■ **SHORT PROBLEM**: Every line that contains the word "及时组织人员取" should be copied out.

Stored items
——————

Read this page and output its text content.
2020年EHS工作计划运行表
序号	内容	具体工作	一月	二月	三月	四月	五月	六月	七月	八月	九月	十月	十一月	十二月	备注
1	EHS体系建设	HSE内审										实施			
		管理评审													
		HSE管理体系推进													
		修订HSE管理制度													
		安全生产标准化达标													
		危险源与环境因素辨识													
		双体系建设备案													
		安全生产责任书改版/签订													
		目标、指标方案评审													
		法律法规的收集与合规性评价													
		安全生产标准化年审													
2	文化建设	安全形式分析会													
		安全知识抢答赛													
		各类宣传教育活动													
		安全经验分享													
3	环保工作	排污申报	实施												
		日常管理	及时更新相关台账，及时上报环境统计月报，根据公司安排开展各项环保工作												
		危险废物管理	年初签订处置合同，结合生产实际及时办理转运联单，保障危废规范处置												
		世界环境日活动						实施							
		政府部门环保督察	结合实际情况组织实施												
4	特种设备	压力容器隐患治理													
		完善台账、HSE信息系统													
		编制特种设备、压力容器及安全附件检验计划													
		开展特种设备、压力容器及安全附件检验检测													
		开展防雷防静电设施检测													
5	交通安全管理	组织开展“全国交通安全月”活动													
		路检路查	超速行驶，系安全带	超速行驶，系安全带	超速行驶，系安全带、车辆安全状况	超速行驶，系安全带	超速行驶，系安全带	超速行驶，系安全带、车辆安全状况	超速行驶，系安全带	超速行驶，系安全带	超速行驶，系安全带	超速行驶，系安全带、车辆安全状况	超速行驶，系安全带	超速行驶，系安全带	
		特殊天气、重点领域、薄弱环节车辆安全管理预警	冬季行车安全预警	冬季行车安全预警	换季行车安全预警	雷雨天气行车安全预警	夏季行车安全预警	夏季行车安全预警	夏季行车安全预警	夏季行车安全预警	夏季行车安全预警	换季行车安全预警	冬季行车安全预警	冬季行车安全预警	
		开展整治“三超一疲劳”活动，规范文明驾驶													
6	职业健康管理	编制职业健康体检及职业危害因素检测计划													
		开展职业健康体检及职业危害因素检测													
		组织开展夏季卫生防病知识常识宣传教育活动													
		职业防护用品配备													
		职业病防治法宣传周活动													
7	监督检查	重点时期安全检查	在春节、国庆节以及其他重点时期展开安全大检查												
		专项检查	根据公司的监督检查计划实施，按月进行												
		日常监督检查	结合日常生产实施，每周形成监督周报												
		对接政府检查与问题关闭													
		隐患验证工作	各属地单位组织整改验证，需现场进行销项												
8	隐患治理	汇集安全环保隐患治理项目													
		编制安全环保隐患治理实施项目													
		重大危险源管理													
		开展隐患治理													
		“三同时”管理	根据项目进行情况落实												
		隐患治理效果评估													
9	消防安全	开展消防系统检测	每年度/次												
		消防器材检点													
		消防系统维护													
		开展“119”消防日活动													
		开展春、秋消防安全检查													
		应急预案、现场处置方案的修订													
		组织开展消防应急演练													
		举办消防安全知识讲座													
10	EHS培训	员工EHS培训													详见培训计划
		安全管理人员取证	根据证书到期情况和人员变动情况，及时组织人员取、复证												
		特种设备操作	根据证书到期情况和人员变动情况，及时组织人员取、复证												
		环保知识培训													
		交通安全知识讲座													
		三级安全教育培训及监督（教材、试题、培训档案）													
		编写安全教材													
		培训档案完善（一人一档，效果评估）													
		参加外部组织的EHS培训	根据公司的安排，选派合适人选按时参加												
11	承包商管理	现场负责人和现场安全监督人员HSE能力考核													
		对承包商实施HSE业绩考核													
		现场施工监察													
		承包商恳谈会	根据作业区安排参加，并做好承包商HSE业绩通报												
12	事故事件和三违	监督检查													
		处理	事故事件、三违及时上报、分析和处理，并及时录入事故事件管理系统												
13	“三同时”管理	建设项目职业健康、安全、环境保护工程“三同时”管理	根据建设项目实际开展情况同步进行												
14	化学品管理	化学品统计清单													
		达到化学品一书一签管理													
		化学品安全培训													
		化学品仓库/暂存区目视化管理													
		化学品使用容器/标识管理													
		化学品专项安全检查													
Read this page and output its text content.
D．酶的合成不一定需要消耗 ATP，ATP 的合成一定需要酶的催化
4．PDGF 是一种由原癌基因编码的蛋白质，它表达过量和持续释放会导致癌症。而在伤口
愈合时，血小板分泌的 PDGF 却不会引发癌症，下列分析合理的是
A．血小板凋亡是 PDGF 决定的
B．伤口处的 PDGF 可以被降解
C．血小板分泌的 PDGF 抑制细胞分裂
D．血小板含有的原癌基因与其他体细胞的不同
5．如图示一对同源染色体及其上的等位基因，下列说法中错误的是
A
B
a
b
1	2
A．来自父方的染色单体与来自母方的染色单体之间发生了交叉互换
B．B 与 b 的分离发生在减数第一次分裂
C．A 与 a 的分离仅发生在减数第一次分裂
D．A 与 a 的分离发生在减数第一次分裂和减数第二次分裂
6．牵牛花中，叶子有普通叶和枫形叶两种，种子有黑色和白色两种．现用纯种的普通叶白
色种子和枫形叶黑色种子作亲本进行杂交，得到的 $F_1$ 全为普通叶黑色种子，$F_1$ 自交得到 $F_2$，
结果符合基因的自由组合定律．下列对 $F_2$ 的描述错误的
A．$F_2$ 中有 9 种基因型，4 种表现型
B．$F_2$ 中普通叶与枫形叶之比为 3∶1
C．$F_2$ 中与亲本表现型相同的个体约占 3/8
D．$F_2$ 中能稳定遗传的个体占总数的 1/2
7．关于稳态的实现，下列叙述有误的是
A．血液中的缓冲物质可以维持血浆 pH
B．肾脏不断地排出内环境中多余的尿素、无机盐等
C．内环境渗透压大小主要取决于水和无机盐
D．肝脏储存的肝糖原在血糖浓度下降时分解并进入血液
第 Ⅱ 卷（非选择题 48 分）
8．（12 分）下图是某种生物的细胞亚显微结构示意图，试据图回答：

——————

■ **RESULT OF THIS EXERCISE**:
		安全管理人员取证	根据证书到期情况和人员变动情况，及时组织人员取、复证												
		特种设备操作	根据证书到期情况和人员变动情况，及时组织人员取、复证												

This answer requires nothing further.